> [Quoted text]:
The No Recognition Zone

If you’re in a leadership position then you must know this absolute fact: people need and respond to recognition. If you’re actually going to lead however you must do more than know it, you must actively practice the skill of recognizing those you lead. 

 

People have needed recognition since…well since Adam complimented Eve on her choice of apples….okay, so that didn’t work out so well but you get my point.

 

It’s amazing to me that even though they know this fact so many people in leadership positions fail to recognize their people for their efforts. I guess they just get busy or they think their people already know that they are important to the organization. (I’ve used those two poor excuses myself)

 

But the most effective leaders are never too busy…or lazy, to recognize their people. They are incredibly intentional and consistent with recognition and compliments for their team. They make it a point to look for reasons to compliment; they make it a habit to recognize someone on an almost daily basis. 

 

Authentic Servant Leaders create a culture of recognition within their organizations. They understand that recognition helps keep their people engaged and motivated. 

 

As a leader you simply cannot afford to fail in this area. You must set aside time in your day just for this purpose. I often ask leaders of organizations what their greatest asset is within their organization. They almost always say it’s their people. 

 

Then, in very nearly the next breath, they tell me that they don’t have the time to consistently recognize their people. When I point out that spending time on less important things while pretty much ignoring their greatest asset is not a great recipe for success they realize the mistake they have been making.

 

Don’t make that all too common mistake, plan some recognition time into your day. Encourage others on your team to recognize their fellow team members, make your organization one where even the little successes are celebrated. If the recognition is done with sincerity it never gets old. 

 

If your organization is known as a no recognition zone, well that kind of environment gets old pretty darn quick.

> [Task instructions]: Pick up the piece on leaders recognizing their people after its final sentence and carry it forward in the same voice.

> [Information shown]:

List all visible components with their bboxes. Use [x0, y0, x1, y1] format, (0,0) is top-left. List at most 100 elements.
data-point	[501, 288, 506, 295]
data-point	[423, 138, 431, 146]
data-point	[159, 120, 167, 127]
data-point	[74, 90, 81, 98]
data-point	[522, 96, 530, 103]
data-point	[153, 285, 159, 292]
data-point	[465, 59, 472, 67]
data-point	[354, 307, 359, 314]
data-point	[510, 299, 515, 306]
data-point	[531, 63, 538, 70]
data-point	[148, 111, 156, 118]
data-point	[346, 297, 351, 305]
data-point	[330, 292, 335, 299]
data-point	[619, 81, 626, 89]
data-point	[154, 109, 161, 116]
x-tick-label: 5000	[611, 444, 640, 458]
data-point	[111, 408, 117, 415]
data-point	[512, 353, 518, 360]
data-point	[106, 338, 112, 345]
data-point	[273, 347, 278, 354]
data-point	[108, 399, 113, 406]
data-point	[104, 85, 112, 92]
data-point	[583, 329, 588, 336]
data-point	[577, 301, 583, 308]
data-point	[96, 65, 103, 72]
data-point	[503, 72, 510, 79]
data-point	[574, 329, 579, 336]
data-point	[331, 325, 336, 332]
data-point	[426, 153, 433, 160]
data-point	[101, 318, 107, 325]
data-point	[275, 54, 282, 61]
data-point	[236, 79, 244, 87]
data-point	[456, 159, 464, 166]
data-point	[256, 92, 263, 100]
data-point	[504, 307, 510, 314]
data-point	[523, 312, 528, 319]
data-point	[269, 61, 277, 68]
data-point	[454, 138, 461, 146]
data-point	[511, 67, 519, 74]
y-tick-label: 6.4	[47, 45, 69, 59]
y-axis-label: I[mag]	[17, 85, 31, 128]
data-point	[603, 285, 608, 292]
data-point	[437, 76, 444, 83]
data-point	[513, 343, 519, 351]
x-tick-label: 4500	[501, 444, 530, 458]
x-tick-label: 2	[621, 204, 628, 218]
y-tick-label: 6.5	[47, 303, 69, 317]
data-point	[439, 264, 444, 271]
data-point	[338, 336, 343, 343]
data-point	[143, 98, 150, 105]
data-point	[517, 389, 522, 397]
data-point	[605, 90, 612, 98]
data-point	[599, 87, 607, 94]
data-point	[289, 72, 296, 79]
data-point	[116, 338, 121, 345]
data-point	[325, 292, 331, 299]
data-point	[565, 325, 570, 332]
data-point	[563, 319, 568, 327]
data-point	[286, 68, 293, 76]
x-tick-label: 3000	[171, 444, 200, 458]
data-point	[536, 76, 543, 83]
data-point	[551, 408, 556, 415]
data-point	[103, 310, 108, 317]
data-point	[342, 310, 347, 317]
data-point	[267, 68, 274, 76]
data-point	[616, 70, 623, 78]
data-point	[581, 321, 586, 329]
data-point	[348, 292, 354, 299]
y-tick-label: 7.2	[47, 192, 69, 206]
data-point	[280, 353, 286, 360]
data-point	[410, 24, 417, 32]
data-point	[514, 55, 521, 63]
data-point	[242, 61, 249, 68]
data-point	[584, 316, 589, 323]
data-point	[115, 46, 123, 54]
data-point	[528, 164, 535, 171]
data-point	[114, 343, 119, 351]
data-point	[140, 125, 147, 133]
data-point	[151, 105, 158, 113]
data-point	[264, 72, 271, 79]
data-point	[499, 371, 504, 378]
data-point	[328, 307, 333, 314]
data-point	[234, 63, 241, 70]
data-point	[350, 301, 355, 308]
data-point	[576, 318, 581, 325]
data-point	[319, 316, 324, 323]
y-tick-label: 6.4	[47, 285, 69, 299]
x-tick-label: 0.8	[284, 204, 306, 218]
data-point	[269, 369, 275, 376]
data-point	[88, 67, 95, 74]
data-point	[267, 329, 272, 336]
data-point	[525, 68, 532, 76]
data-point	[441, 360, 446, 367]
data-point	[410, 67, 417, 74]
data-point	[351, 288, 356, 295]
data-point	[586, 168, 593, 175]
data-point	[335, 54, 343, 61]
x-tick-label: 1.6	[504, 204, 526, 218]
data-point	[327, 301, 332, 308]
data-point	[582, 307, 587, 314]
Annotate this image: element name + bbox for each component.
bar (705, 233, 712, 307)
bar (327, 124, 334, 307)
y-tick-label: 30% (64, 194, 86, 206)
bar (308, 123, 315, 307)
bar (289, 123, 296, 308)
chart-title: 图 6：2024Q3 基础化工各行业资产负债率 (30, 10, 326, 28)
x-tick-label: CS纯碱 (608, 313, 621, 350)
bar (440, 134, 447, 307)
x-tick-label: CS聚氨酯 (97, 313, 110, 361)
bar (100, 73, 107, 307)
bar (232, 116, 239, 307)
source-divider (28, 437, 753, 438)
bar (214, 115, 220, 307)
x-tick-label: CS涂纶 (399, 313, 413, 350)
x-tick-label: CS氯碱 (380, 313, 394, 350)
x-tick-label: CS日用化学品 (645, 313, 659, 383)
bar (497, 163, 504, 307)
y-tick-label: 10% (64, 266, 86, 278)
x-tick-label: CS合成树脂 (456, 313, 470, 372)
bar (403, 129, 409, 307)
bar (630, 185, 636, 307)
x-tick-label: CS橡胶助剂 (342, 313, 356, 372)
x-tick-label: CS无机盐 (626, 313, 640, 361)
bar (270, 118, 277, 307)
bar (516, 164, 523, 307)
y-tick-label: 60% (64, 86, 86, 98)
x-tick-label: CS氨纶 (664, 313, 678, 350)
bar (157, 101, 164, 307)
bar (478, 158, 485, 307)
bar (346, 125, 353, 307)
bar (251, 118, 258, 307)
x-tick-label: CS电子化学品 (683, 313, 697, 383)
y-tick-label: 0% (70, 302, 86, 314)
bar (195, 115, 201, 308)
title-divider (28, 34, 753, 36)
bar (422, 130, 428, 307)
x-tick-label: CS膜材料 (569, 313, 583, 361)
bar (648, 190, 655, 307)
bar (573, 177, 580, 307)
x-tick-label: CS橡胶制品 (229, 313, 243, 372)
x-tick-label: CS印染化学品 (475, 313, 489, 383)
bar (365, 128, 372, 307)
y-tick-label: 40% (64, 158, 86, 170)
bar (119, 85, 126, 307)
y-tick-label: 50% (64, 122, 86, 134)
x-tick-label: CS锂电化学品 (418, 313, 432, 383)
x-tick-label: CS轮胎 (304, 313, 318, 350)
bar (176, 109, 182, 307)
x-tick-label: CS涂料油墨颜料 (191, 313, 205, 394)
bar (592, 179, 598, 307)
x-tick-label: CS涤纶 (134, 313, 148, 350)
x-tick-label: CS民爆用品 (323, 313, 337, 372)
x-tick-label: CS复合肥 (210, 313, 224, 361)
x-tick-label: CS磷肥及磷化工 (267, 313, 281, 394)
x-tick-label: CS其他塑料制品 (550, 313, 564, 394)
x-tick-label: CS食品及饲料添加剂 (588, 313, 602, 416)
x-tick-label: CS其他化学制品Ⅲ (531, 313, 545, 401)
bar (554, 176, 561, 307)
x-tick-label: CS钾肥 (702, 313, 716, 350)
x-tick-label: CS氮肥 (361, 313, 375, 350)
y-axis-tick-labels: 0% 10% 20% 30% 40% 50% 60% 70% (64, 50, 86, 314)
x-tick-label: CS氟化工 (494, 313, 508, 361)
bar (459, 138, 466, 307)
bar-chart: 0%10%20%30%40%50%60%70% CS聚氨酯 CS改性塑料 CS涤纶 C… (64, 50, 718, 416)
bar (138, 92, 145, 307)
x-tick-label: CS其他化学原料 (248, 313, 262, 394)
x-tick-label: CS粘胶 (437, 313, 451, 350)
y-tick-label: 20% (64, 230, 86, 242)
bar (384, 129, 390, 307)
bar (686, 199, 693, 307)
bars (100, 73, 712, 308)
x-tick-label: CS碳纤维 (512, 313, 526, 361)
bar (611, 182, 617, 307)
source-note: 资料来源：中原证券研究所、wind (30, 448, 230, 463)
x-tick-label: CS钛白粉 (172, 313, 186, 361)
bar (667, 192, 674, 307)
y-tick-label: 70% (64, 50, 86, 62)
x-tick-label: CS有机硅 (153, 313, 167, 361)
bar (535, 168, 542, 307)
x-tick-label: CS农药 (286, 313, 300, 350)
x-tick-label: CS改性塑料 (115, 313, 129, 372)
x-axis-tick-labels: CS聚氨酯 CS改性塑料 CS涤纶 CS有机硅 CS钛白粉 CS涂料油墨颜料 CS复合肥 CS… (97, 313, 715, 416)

> [Task response]:
So right now, reach out to someone in person, through a phone call or even an email and let them know they matter, let them know you recognize and appreciate them and their efforts. 


It truly takes so little time when compared to the value it will add to their day. So go ahead …do it now!

The Lost Art of Thank You Notes

So, in my last post I wrote about saying “Thank You.” As powerful as a sincere verbal thank you can be it’s magnified tenfold when it’s written down. So I want to take my last post a step further and suggest that you do more than merely say thank you, I’d encourage you to at least occasionally write your “Thank You” down, like in a note, with a pen, handwritten. Just like the old days.

 

I know that seems really old fashioned to a whole lot of people reading this and it may seem like a huge waste of time when you can just send a quick email or an even quicker text. But I assure you, it’s anything but a waste of time. 

 

You may think taking the extra five minutes to hand write a card and toss it in the mail (for those of you who have never done this “the mail” is those blue kinda curvy topped boxes you see sitting on street corners here and there) is a waste of time but I’m betting big time that if you received one you wouldn’t think it was a waste of time at all. You would appreciate, maybe greatly appreciate, the extra effort it took the person to send it to you. 

 

There was a time when I frequently suggested to people that they send 7 Thank You cards a week. I used to do that religiously; I’ve somehow gotten away from that and it’s truly a shame. People used to comment to me all the time about how much they appreciated the thoughtfulness. 

 

I still send a fair amount of “Thank You’s,” I just do it by email and I almost never hear a word about thoughtfulness. 

 

So I just went and bought a box of Thank You Notes (it was nice to see they still sell them in stores) and a book of stamps. It’s positively retro! I’m going to start slow and commit to sending one a week, every week. I’ll try to do more but over-committing is a sure way to kill any momentum I might develop.

 

Will you join me in rediscovering this lost art? No one’s handwriting is worse than mine so don’t try using that as an excuse; like those Nike people say… Just do it!


My grandfather used to sell cards in his store, I still remember a sign by the cards he sold. It said “Costs so little yet means so much.” Those words still hold true today; make a difference in someone’s life today, drop them a note and let them know they matter.


Two Little Words

Sometimes little things can make a big difference. Sometimes, when combined with another little thing they can make a huge difference. Such is the case with two little words, thank and you. 

 

Now “thank” almost doesn’t sound right alone. About the only way it makes sense is when used in a sentence like “remember to thank someone” or something like that. We can add an “s” to the word which makes it far more useful but all alone “thank” just doesn’t accomplish that much.

 

As for “you” well that’s another matter. With just in slight change in the tone of our voice we can make “you” mean very different things. We can say it with a smile and a friendly look and it tells a person that we think they are someone special. Or…we can say it with a growl and a stern look and they almost instinctly know that whatever we say next isn’t going to be meant as a compliment.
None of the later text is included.